== Instruction ==
Copy, from the entries below, each line in which the string "subtitle" appears.

== Records to use ==
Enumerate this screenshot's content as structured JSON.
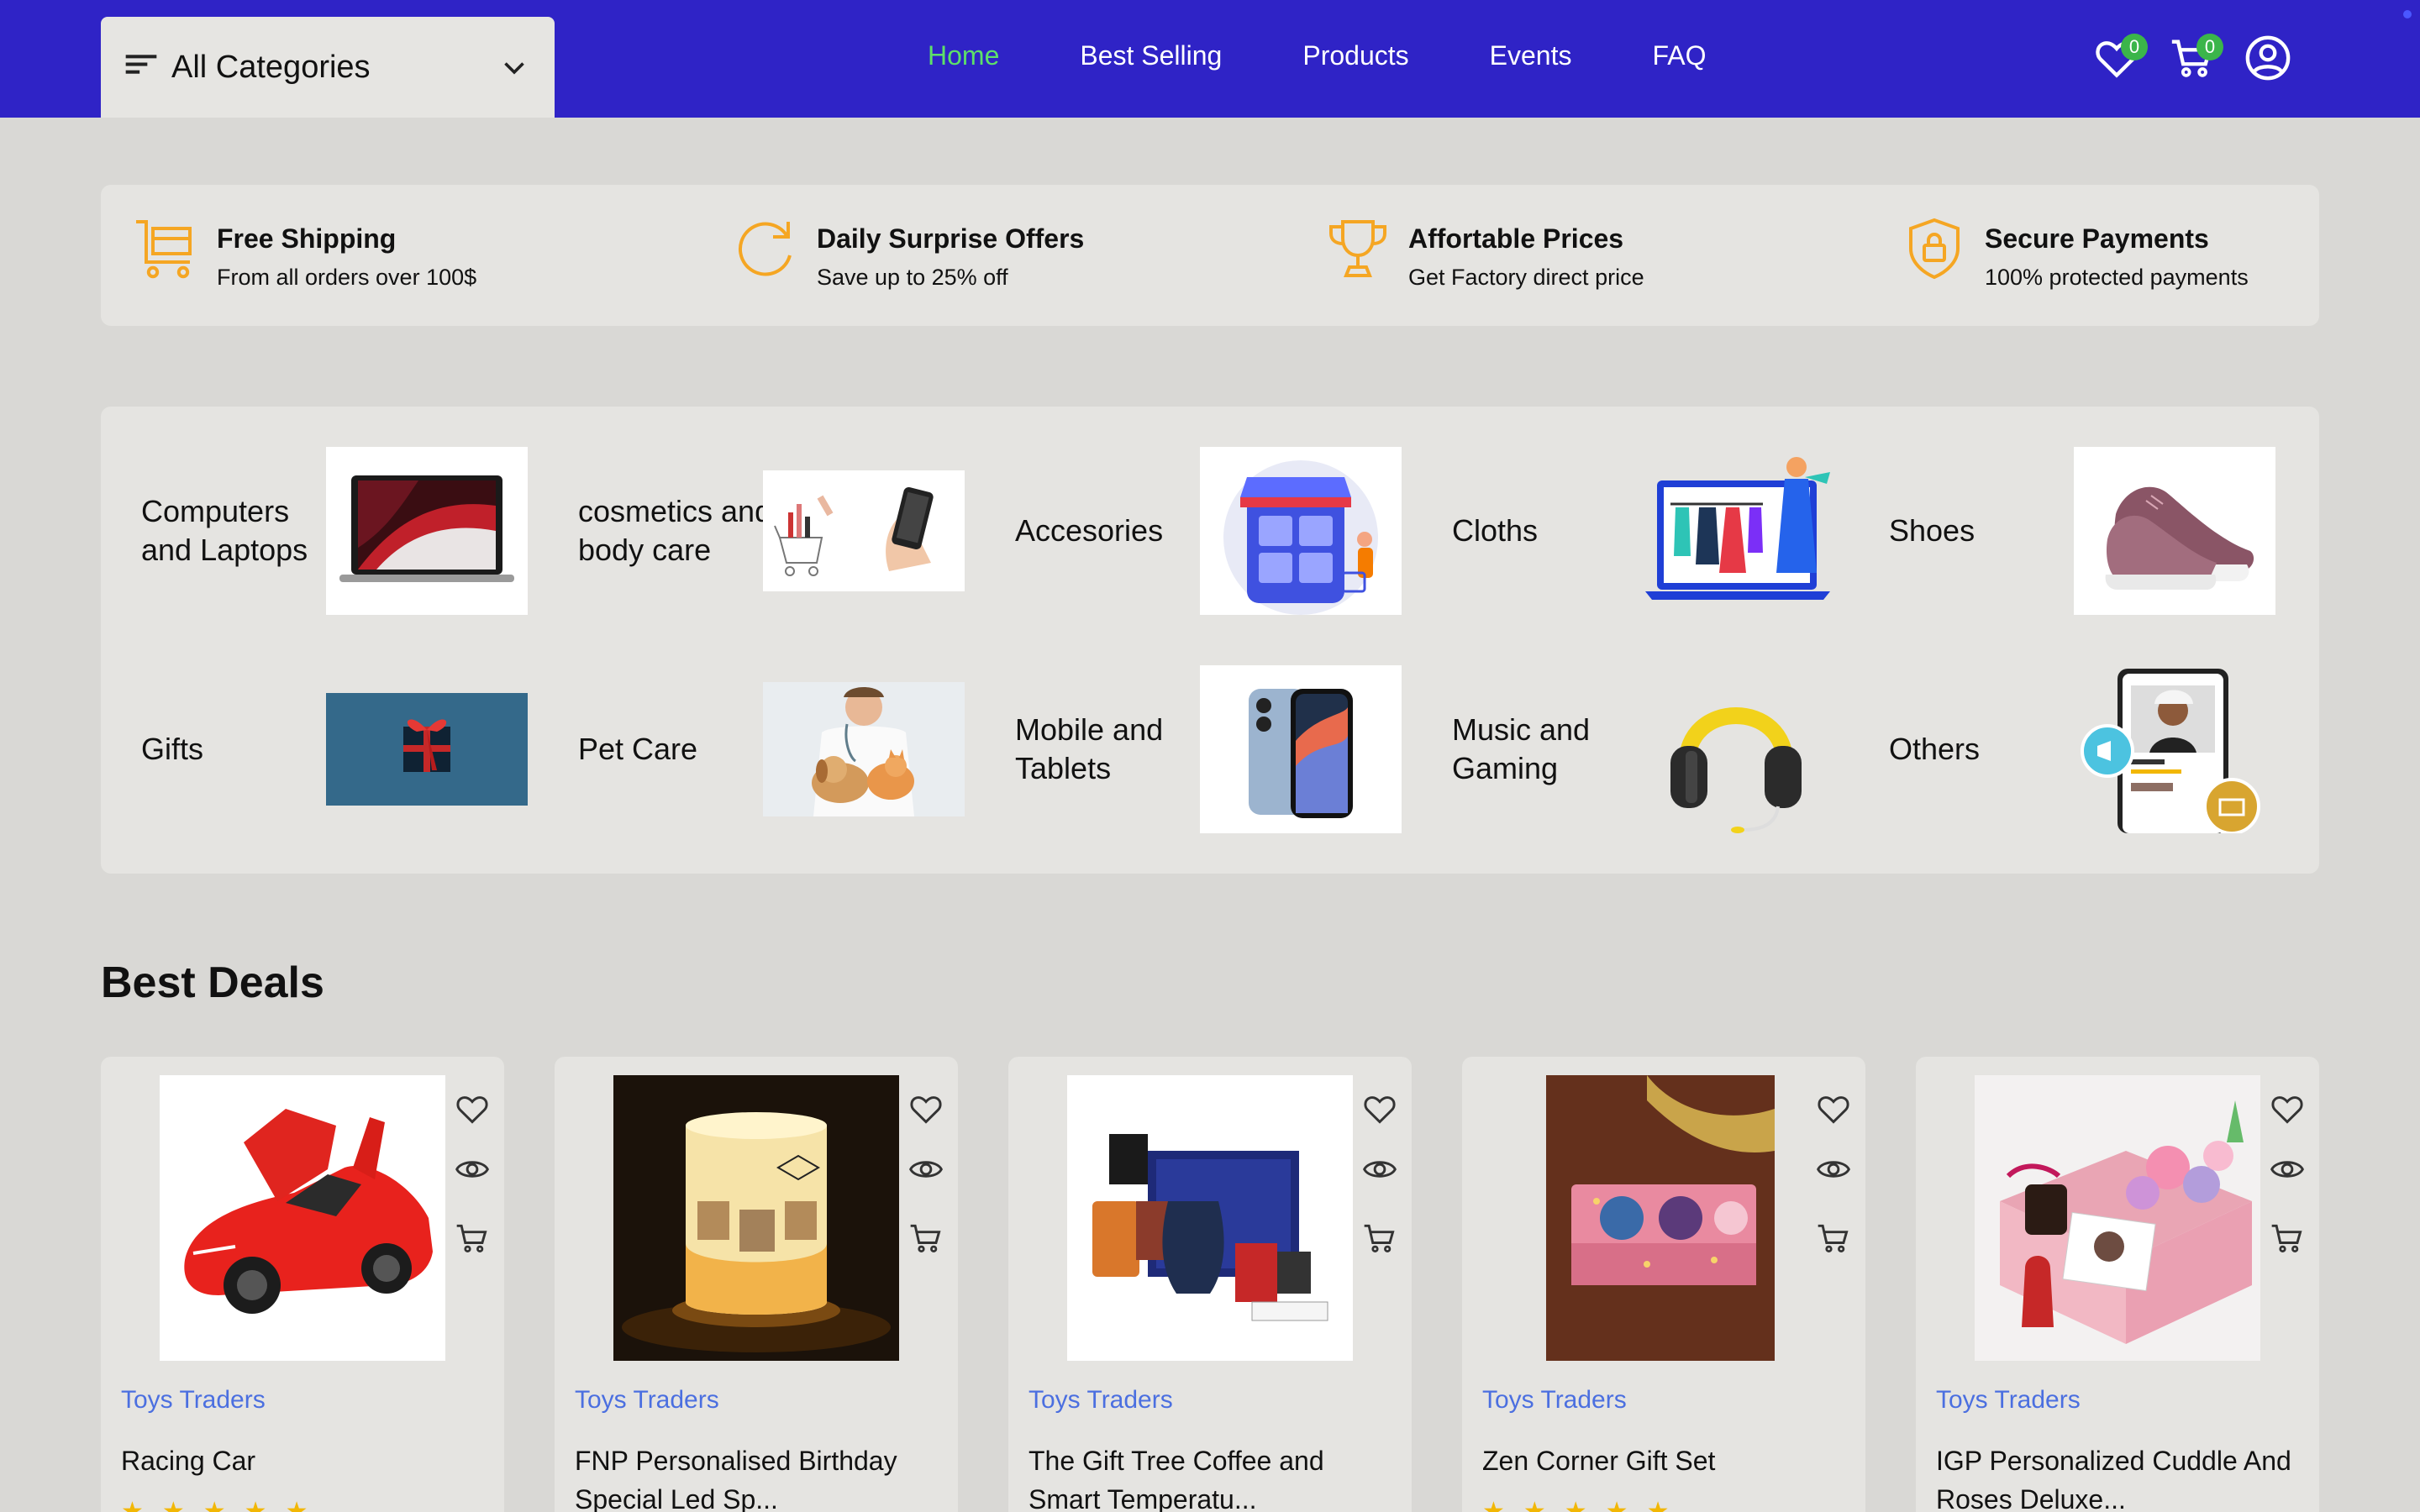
{
  "header": {
    "categories_label": "All Categories",
    "nav": [
      {
        "label": "Home",
        "active": true
      },
      {
        "label": "Best Selling",
        "active": false
      },
      {
        "label": "Products",
        "active": false
      },
      {
        "label": "Events",
        "active": false
      },
      {
        "label": "FAQ",
        "active": false
      }
    ],
    "wishlist_count": "0",
    "cart_count": "0",
    "colors": {
      "bar": "#2f23c6",
      "active_nav": "#5de069",
      "badge": "#3bb54a"
    }
  },
  "features": [
    {
      "title": "Free Shipping",
      "subtitle": "From all orders over 100$",
      "icon": "cart-icon"
    },
    {
      "title": "Daily Surprise Offers",
      "subtitle": "Save up to 25% off",
      "icon": "refresh-icon"
    },
    {
      "title": "Affortable Prices",
      "subtitle": "Get Factory direct price",
      "icon": "trophy-icon"
    },
    {
      "title": "Secure Payments",
      "subtitle": "100% protected payments",
      "icon": "shield-lock-icon"
    }
  ],
  "categories": [
    {
      "label": "Computers and Laptops",
      "icon": "laptop-image"
    },
    {
      "label": "cosmetics and body care",
      "icon": "cosmetics-image"
    },
    {
      "label": "Accesories",
      "icon": "accessories-image"
    },
    {
      "label": "Cloths",
      "icon": "cloths-image"
    },
    {
      "label": "Shoes",
      "icon": "shoes-image"
    },
    {
      "label": "Gifts",
      "icon": "gift-image"
    },
    {
      "label": "Pet Care",
      "icon": "pet-care-image"
    },
    {
      "label": "Mobile and Tablets",
      "icon": "phone-image"
    },
    {
      "label": "Music and Gaming",
      "icon": "headphones-image"
    },
    {
      "label": "Others",
      "icon": "others-image"
    }
  ],
  "deals": {
    "title": "Best Deals",
    "products": [
      {
        "shop": "Toys Traders",
        "name": "Racing Car",
        "image": "red-car-image"
      },
      {
        "shop": "Toys Traders",
        "name": "FNP Personalised Birthday Special Led Sp...",
        "image": "birthday-lamp-image"
      },
      {
        "shop": "Toys Traders",
        "name": "The Gift Tree Coffee and Smart Temperatu...",
        "image": "coffee-gift-image"
      },
      {
        "shop": "Toys Traders",
        "name": "Zen Corner Gift Set",
        "image": "gift-set-image"
      },
      {
        "shop": "Toys Traders",
        "name": "IGP Personalized Cuddle And Roses Deluxe...",
        "image": "roses-box-image"
      }
    ],
    "star_color": "#f2b705",
    "link_color": "#4b6fe0"
  }
}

== Output ==
      "subtitle": "From all orders over 100$",
      "subtitle": "Save up to 25% off",
      "subtitle": "Get Factory direct price",
      "subtitle": "100% protected payments",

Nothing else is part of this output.